Job: Output every entry exactly as written, but omit the pictures.

(Dataset records)
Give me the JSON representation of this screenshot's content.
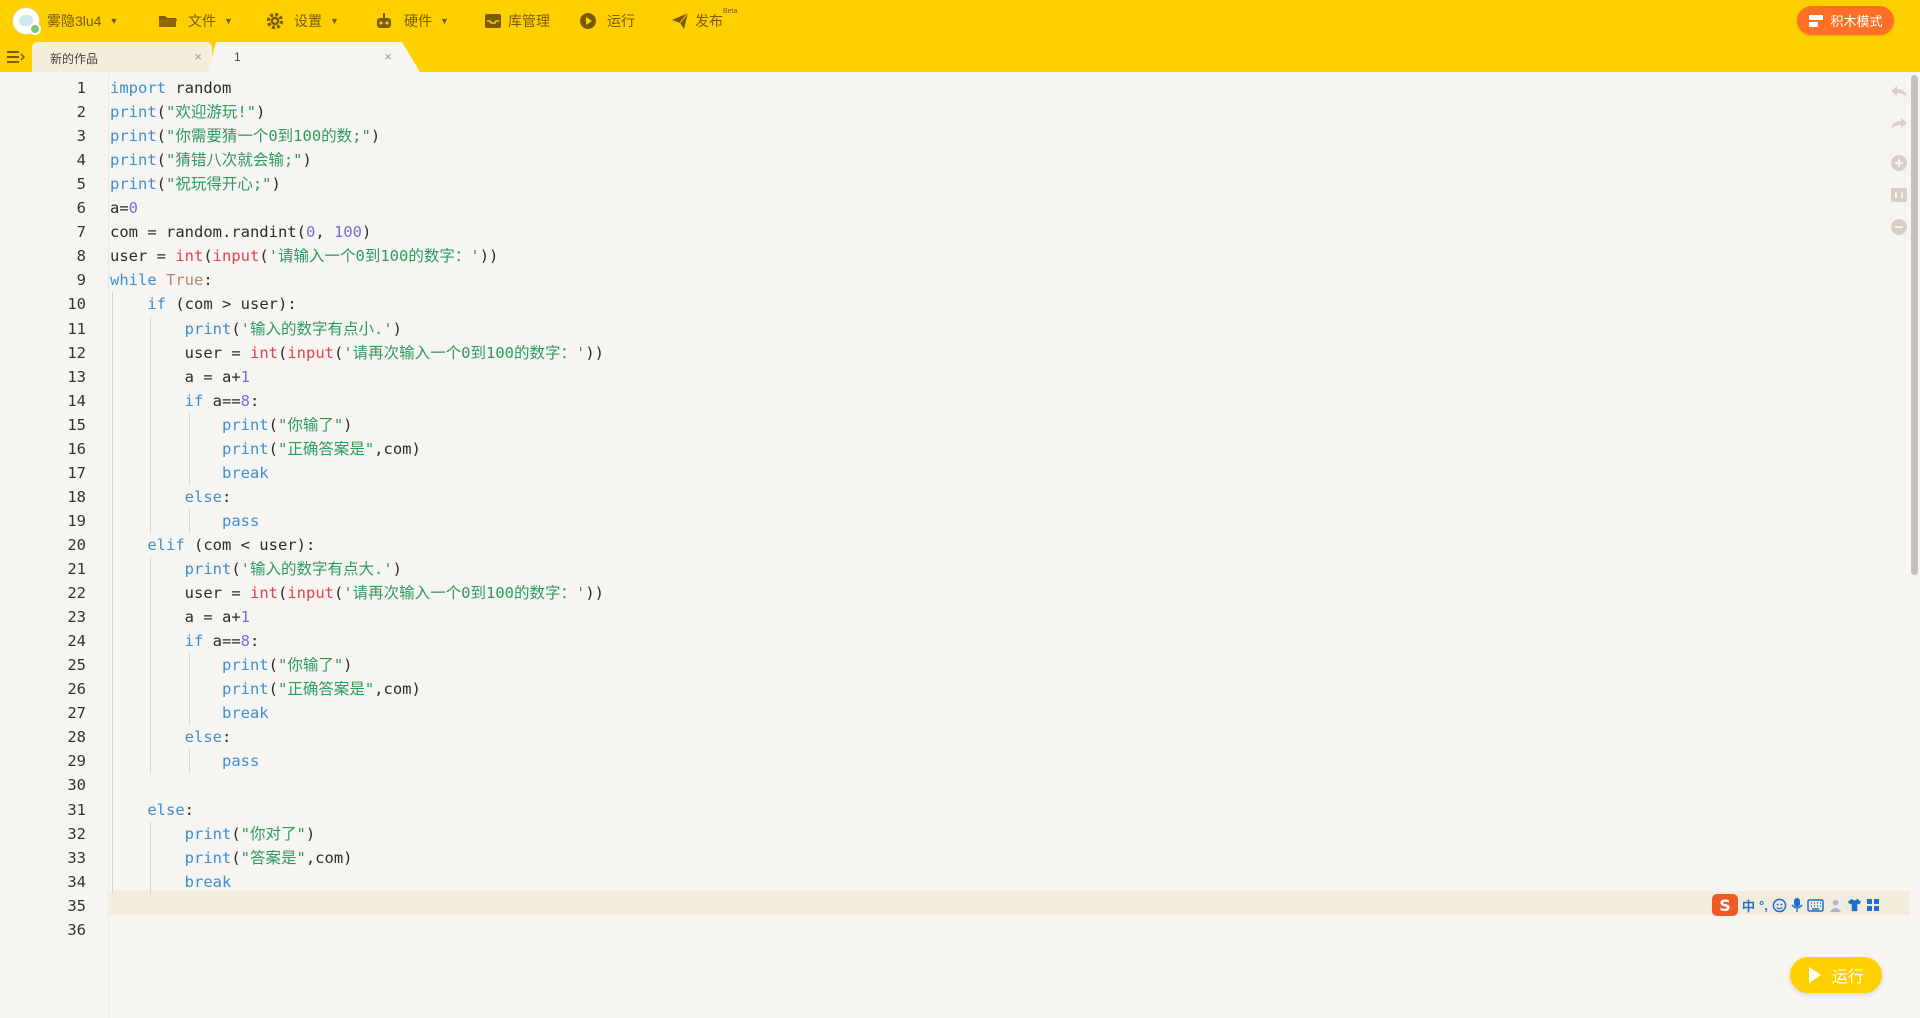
{
  "topbar": {
    "username": "雾隐3lu4",
    "menu": {
      "file": "文件",
      "settings": "设置",
      "hardware": "硬件",
      "library": "库管理",
      "run": "运行",
      "publish": "发布",
      "publish_sup": "Beta"
    },
    "block_mode": "积木模式",
    "accent_color": "#ffd000",
    "block_mode_color": "#ff6f25"
  },
  "tabs": [
    {
      "label": "新的作品",
      "close": "×"
    },
    {
      "label": "1",
      "close": "×"
    }
  ],
  "editor": {
    "current_line": 35,
    "lines": [
      "import random",
      "print(\"欢迎游玩!\")",
      "print(\"你需要猜一个0到100的数;\")",
      "print(\"猜错八次就会输;\")",
      "print(\"祝玩得开心;\")",
      "a=0",
      "com = random.randint(0, 100)",
      "user = int(input('请输入一个0到100的数字：'))",
      "while True:",
      "    if (com > user):",
      "        print('输入的数字有点小.')",
      "        user = int(input('请再次输入一个0到100的数字：'))",
      "        a = a+1",
      "        if a==8:",
      "            print(\"你输了\")",
      "            print(\"正确答案是\",com)",
      "            break",
      "        else:",
      "            pass",
      "    elif (com < user):",
      "        print('输入的数字有点大.')",
      "        user = int(input('请再次输入一个0到100的数字：'))",
      "        a = a+1",
      "        if a==8:",
      "            print(\"你输了\")",
      "            print(\"正确答案是\",com)",
      "            break",
      "        else:",
      "            pass",
      "",
      "    else:",
      "        print(\"你对了\")",
      "        print(\"答案是\",com)",
      "        break",
      "",
      ""
    ]
  },
  "ime": {
    "logo": "S",
    "lang": "中",
    "punct": "°,"
  },
  "run_button": "运行"
}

Answer:
Give me the JSON representation of this screenshot's content.
{
  "topbar": {
    "username": "雾隐3lu4",
    "menu": {
      "file": "文件",
      "settings": "设置",
      "hardware": "硬件",
      "library": "库管理",
      "run": "运行",
      "publish": "发布",
      "publish_sup": "Beta"
    },
    "block_mode": "积木模式",
    "accent_color": "#ffd000",
    "block_mode_color": "#ff6f25"
  },
  "tabs": [
    {
      "label": "新的作品",
      "close": "×"
    },
    {
      "label": "1",
      "close": "×"
    }
  ],
  "editor": {
    "current_line": 35,
    "lines": [
      "import random",
      "print(\"欢迎游玩!\")",
      "print(\"你需要猜一个0到100的数;\")",
      "print(\"猜错八次就会输;\")",
      "print(\"祝玩得开心;\")",
      "a=0",
      "com = random.randint(0, 100)",
      "user = int(input('请输入一个0到100的数字：'))",
      "while True:",
      "    if (com > user):",
      "        print('输入的数字有点小.')",
      "        user = int(input('请再次输入一个0到100的数字：'))",
      "        a = a+1",
      "        if a==8:",
      "            print(\"你输了\")",
      "            print(\"正确答案是\",com)",
      "            break",
      "        else:",
      "            pass",
      "    elif (com < user):",
      "        print('输入的数字有点大.')",
      "        user = int(input('请再次输入一个0到100的数字：'))",
      "        a = a+1",
      "        if a==8:",
      "            print(\"你输了\")",
      "            print(\"正确答案是\",com)",
      "            break",
      "        else:",
      "            pass",
      "",
      "    else:",
      "        print(\"你对了\")",
      "        print(\"答案是\",com)",
      "        break",
      "",
      ""
    ]
  },
  "ime": {
    "logo": "S",
    "lang": "中",
    "punct": "°,"
  },
  "run_button": "运行"
}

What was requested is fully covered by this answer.